### Task details
Please repeat the lines of the records from the line with "What elements are in" to the line with "table-cell: 8629935: [528, 1398, 628, 1424]", switching "table-row" to "grid-row" and keeping everything else unchanged. Give only those lines.

### Data provided
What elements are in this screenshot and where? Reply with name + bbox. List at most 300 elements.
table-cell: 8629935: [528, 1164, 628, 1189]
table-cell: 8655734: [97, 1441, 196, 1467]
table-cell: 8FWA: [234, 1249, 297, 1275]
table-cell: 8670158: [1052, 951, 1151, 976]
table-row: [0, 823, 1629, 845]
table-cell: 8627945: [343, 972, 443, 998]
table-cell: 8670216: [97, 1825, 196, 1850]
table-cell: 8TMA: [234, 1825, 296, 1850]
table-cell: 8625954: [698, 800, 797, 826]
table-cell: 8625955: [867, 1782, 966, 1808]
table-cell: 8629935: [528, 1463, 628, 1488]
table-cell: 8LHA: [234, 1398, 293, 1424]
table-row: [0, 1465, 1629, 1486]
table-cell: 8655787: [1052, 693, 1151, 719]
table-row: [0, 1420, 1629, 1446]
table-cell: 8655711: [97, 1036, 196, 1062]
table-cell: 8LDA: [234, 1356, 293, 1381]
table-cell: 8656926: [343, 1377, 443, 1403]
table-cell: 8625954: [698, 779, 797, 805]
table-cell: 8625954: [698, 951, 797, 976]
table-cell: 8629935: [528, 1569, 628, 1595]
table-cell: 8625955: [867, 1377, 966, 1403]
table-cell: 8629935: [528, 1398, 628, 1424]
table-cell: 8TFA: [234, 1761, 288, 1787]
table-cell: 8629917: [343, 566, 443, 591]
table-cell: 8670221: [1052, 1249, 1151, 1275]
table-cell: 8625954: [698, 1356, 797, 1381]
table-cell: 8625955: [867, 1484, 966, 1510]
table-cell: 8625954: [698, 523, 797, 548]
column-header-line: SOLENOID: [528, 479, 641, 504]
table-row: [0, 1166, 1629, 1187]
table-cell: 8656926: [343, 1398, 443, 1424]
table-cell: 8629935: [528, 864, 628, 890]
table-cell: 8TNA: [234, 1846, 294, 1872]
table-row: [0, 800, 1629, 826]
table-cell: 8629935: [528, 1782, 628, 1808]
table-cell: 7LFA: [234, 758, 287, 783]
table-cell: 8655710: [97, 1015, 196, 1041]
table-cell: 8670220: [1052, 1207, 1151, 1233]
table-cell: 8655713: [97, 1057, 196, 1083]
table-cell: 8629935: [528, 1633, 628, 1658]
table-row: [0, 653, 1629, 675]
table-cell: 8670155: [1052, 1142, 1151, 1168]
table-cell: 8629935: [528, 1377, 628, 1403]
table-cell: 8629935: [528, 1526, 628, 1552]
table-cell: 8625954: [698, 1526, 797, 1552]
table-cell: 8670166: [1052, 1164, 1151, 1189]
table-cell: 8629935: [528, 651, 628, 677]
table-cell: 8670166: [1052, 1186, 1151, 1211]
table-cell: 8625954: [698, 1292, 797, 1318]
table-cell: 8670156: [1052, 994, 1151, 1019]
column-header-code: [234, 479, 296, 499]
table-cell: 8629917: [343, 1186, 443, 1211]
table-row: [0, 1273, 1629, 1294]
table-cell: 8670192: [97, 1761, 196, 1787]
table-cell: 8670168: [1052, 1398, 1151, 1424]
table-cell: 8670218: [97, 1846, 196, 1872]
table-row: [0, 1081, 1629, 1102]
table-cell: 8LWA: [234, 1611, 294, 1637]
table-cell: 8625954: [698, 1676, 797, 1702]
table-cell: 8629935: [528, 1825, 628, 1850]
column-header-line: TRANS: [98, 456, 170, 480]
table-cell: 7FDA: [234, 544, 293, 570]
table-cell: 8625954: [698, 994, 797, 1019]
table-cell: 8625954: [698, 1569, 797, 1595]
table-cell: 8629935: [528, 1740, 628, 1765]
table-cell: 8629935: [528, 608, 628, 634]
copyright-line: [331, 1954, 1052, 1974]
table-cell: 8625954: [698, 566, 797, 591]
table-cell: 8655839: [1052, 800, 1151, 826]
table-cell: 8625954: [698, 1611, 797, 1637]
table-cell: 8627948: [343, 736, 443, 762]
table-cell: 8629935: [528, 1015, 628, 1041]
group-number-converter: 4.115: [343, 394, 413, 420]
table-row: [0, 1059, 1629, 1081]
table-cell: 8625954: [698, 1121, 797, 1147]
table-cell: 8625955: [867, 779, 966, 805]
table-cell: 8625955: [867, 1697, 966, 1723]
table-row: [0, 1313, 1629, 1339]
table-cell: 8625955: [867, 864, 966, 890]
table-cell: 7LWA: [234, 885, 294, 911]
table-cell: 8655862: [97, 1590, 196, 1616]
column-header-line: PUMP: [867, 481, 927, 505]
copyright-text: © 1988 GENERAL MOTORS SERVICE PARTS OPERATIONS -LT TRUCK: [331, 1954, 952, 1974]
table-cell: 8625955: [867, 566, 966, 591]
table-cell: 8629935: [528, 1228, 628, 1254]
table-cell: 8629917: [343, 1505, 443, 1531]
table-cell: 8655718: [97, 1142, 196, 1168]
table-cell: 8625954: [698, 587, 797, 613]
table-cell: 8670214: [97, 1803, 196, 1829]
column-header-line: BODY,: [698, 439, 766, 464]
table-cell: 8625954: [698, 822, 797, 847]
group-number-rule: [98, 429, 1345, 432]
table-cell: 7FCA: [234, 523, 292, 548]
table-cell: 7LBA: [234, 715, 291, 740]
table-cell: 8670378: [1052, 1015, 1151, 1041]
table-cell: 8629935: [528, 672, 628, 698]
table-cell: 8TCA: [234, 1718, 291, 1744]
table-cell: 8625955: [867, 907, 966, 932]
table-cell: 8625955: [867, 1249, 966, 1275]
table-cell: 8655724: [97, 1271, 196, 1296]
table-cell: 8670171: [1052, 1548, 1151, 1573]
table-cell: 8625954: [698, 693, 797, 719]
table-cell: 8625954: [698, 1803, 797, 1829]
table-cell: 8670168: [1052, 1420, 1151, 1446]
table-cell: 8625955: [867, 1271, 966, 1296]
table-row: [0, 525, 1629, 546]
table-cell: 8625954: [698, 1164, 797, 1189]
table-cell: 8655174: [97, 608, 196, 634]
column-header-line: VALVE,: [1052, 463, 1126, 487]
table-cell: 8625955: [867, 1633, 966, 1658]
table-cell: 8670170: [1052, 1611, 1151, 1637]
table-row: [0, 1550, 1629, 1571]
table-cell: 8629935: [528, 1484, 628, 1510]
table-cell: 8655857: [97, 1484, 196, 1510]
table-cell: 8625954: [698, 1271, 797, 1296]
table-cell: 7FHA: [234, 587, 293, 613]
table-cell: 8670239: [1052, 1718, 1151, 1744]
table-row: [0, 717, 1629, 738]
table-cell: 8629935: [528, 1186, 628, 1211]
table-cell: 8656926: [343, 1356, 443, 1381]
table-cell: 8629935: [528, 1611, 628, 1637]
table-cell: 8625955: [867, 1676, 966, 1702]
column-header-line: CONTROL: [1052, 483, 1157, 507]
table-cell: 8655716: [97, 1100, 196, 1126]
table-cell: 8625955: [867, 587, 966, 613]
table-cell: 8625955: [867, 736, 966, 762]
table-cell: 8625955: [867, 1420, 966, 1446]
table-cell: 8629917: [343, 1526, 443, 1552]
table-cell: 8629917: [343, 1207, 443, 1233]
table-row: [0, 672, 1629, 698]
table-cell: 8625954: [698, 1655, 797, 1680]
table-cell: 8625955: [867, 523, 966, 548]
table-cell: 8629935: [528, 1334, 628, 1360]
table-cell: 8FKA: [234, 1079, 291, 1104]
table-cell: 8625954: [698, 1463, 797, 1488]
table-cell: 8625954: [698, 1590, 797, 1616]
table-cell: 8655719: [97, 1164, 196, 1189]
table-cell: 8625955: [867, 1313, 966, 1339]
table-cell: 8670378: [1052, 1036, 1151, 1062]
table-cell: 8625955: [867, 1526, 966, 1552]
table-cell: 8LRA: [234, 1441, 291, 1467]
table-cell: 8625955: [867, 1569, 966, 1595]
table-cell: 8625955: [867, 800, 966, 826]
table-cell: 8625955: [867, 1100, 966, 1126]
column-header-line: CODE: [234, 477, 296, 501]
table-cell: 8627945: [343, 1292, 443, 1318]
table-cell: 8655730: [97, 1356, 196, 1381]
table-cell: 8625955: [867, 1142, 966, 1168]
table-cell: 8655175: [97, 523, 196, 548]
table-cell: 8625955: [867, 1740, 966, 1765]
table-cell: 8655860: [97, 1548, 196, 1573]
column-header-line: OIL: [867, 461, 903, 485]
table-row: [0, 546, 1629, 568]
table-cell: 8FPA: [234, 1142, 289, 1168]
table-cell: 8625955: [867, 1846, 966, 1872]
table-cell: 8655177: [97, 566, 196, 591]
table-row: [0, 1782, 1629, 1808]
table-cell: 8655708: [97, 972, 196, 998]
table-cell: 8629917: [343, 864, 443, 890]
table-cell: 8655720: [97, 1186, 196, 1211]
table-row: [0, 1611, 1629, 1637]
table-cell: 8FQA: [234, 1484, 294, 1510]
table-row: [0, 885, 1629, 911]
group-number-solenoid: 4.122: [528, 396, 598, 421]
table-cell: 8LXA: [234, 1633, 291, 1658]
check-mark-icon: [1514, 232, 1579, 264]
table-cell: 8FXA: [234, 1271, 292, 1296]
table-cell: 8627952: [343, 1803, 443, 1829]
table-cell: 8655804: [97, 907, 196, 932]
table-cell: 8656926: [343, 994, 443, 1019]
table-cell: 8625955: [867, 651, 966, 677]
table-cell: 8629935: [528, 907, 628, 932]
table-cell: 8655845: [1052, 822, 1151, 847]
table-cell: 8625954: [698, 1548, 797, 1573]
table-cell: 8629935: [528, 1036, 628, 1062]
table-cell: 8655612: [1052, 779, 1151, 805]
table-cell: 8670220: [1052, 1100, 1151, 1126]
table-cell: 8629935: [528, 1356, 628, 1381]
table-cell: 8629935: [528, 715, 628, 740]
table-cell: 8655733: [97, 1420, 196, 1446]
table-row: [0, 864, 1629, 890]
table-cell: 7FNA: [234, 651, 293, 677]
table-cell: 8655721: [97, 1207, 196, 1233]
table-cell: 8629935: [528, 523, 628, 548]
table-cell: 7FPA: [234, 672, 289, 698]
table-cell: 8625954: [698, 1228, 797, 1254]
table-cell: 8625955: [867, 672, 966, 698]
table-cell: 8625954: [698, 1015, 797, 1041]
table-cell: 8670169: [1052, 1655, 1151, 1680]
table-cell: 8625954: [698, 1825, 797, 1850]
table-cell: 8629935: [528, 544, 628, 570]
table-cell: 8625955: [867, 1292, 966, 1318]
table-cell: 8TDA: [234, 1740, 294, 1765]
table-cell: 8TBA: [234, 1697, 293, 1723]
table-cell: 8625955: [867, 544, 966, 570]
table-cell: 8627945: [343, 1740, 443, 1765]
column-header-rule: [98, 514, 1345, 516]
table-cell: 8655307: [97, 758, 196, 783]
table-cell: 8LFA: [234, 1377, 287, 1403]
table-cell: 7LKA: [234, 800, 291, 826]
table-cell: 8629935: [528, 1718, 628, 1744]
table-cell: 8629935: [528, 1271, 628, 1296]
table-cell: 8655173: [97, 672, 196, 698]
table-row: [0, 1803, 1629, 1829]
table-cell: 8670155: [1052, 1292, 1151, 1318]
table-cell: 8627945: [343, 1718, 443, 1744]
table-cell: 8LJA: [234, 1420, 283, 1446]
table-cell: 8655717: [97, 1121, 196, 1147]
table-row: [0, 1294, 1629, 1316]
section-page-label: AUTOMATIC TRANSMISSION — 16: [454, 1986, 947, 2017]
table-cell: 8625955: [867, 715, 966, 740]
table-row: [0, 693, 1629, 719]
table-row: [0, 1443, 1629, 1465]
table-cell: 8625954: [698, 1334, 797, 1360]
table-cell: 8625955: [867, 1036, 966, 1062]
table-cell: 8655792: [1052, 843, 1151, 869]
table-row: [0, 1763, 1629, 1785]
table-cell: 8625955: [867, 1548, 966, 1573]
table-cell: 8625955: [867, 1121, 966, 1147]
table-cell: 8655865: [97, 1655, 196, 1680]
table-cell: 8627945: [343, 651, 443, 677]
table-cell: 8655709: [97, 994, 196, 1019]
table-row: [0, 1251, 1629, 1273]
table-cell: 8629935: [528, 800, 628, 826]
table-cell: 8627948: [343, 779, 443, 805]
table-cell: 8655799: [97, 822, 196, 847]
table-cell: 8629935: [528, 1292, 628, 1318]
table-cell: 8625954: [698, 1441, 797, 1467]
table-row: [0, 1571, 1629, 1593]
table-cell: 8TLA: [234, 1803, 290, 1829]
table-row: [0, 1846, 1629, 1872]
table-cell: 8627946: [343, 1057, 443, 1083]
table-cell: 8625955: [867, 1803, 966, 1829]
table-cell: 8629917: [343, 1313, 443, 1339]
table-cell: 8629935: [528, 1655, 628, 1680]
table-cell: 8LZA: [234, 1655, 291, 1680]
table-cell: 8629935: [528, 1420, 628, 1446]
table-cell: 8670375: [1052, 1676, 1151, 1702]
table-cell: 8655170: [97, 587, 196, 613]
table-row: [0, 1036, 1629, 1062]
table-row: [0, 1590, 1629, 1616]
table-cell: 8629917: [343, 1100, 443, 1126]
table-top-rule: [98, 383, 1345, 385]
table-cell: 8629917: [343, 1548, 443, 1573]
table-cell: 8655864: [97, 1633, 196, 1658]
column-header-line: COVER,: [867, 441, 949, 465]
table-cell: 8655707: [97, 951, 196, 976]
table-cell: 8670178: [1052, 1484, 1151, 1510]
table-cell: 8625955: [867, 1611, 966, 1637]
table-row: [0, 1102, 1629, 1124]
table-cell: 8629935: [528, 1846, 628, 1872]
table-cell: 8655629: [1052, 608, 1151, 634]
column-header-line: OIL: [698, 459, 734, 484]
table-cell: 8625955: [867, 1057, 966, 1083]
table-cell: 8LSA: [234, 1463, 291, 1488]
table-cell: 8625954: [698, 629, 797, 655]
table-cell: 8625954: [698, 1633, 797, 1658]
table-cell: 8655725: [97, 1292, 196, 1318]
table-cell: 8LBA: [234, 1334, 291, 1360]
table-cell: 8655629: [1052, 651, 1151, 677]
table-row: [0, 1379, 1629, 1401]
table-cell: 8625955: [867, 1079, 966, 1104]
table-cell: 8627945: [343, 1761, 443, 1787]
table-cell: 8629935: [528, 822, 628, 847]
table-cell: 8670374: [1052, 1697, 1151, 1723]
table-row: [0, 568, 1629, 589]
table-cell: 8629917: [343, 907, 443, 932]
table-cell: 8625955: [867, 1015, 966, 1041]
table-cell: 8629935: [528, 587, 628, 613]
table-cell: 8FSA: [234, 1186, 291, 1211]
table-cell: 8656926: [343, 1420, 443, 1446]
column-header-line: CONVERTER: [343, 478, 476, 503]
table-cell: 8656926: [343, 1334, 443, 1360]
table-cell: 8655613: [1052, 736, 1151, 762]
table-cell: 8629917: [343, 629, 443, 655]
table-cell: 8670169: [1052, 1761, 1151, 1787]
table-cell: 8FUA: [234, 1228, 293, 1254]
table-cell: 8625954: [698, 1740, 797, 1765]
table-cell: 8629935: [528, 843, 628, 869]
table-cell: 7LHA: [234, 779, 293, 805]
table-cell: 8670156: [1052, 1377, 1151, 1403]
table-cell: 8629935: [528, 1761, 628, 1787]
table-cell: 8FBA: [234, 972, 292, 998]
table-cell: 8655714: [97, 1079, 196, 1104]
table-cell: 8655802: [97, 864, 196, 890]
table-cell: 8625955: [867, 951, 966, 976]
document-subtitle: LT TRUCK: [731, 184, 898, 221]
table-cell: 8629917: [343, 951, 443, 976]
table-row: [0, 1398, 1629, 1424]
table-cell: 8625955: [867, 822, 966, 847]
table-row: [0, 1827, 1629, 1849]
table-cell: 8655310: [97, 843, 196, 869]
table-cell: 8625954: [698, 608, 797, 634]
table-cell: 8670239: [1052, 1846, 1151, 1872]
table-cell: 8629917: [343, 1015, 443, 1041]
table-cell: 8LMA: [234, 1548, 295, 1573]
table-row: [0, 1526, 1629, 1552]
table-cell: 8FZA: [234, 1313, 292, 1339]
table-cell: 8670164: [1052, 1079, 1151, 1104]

---

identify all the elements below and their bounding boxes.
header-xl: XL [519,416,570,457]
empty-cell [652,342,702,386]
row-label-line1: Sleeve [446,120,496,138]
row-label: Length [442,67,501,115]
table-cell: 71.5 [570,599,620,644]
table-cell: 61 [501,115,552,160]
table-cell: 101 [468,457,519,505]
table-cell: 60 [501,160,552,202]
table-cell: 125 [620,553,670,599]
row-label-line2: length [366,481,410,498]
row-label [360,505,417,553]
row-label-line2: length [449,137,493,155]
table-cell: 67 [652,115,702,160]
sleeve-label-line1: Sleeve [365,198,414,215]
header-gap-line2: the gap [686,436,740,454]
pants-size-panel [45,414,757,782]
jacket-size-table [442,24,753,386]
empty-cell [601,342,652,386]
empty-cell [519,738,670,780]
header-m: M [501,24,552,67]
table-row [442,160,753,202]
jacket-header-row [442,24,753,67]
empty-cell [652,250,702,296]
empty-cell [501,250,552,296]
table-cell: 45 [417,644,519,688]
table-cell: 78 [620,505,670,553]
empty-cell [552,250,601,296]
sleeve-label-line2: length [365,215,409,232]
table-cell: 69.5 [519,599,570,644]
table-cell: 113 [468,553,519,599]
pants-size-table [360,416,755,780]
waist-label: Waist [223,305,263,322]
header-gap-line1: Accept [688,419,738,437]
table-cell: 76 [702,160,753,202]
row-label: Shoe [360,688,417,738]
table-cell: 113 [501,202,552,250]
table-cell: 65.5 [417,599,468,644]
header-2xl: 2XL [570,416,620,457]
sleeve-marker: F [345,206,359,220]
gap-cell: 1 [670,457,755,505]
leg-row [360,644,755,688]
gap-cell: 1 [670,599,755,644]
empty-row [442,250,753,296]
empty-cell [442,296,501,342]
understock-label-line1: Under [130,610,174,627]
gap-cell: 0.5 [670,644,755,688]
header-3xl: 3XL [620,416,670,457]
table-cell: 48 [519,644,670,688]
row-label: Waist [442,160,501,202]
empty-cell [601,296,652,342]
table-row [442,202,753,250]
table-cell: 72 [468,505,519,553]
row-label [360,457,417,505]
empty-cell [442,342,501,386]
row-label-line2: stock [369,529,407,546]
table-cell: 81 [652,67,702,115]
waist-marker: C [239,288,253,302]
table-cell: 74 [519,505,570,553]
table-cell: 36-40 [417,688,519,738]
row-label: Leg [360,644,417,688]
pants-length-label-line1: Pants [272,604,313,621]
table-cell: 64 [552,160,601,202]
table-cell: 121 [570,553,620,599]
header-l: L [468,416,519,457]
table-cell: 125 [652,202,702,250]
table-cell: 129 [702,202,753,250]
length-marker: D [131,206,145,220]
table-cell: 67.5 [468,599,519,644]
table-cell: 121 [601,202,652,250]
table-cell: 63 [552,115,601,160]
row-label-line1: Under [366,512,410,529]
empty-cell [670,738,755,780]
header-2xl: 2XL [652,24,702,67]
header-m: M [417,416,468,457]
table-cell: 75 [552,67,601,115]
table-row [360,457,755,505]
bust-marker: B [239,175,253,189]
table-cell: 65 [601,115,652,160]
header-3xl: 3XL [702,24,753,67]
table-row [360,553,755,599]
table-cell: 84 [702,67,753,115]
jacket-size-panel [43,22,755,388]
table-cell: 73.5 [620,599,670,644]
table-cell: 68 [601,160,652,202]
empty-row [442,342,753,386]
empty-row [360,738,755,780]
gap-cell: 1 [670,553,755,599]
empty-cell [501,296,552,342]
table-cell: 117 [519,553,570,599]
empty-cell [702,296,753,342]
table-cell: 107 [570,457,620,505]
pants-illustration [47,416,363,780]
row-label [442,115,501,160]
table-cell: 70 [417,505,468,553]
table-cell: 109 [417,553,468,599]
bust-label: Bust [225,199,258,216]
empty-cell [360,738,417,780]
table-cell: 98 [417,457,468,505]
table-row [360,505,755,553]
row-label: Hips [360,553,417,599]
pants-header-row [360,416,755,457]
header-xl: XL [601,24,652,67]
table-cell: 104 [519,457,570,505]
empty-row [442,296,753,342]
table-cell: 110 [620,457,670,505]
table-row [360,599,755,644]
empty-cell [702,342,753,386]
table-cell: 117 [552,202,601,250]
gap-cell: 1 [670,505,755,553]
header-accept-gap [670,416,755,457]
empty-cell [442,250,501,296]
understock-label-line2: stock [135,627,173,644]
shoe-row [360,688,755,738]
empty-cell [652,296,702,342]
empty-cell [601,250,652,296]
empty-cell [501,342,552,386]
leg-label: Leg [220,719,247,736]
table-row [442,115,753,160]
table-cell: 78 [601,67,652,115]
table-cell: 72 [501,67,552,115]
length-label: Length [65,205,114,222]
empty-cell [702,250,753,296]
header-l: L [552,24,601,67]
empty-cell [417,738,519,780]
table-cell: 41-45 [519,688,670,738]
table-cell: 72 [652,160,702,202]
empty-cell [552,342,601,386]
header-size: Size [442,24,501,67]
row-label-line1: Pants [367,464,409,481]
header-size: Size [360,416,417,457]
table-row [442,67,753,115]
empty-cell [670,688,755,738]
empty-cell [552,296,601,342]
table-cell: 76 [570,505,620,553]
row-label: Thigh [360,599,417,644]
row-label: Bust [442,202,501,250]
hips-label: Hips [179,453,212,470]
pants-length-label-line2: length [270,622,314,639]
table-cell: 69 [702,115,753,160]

...

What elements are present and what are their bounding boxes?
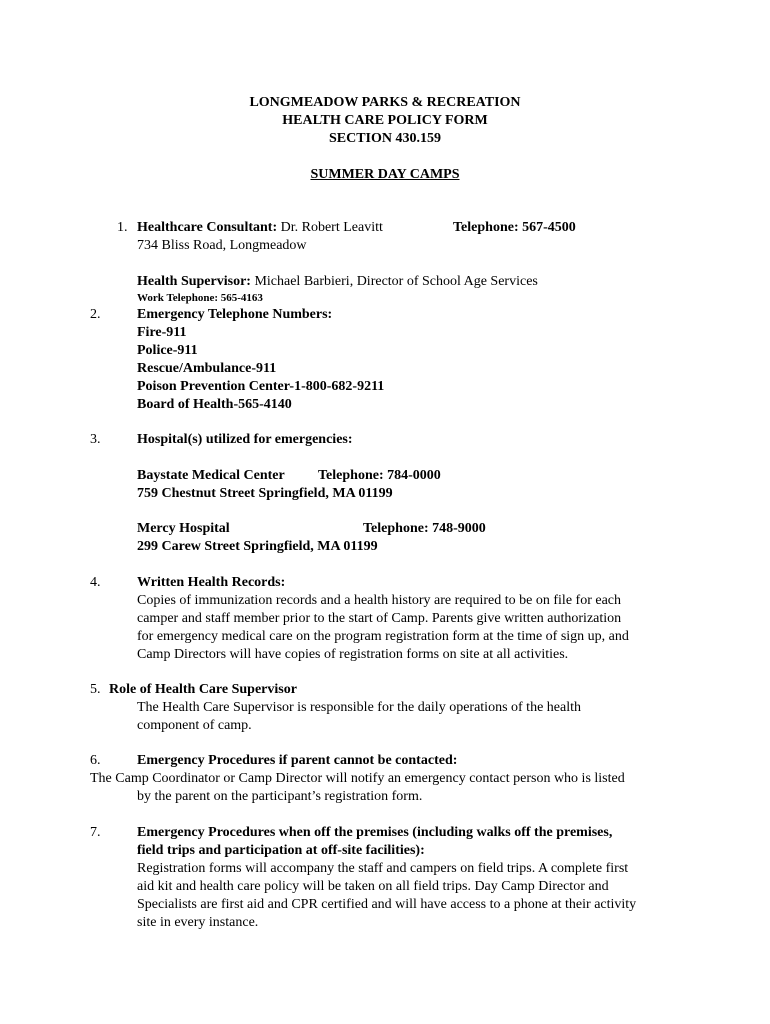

### Result
What elements are in this screenshot and where? Reply with name + bbox. List at most 300 elements.
table-cell: 8629935: [528, 1164, 628, 1189]
table-cell: 8655734: [97, 1441, 196, 1467]
table-cell: 8FWA: [234, 1249, 297, 1275]
table-cell: 8670158: [1052, 951, 1151, 976]
grid-row: [0, 823, 1629, 845]
table-cell: 8627945: [343, 972, 443, 998]
table-cell: 8670216: [97, 1825, 196, 1850]
table-cell: 8TMA: [234, 1825, 296, 1850]
table-cell: 8625954: [698, 800, 797, 826]
table-cell: 8625955: [867, 1782, 966, 1808]
table-cell: 8629935: [528, 1463, 628, 1488]
table-cell: 8LHA: [234, 1398, 293, 1424]
grid-row: [0, 1465, 1629, 1486]
table-cell: 8655787: [1052, 693, 1151, 719]
grid-row: [0, 1420, 1629, 1446]
table-cell: 8655711: [97, 1036, 196, 1062]
table-cell: 8LDA: [234, 1356, 293, 1381]
table-cell: 8656926: [343, 1377, 443, 1403]
table-cell: 8625954: [698, 779, 797, 805]
table-cell: 8625954: [698, 951, 797, 976]
table-cell: 8629935: [528, 1569, 628, 1595]
table-cell: 8625955: [867, 1377, 966, 1403]
table-cell: 8629935: [528, 1398, 628, 1424]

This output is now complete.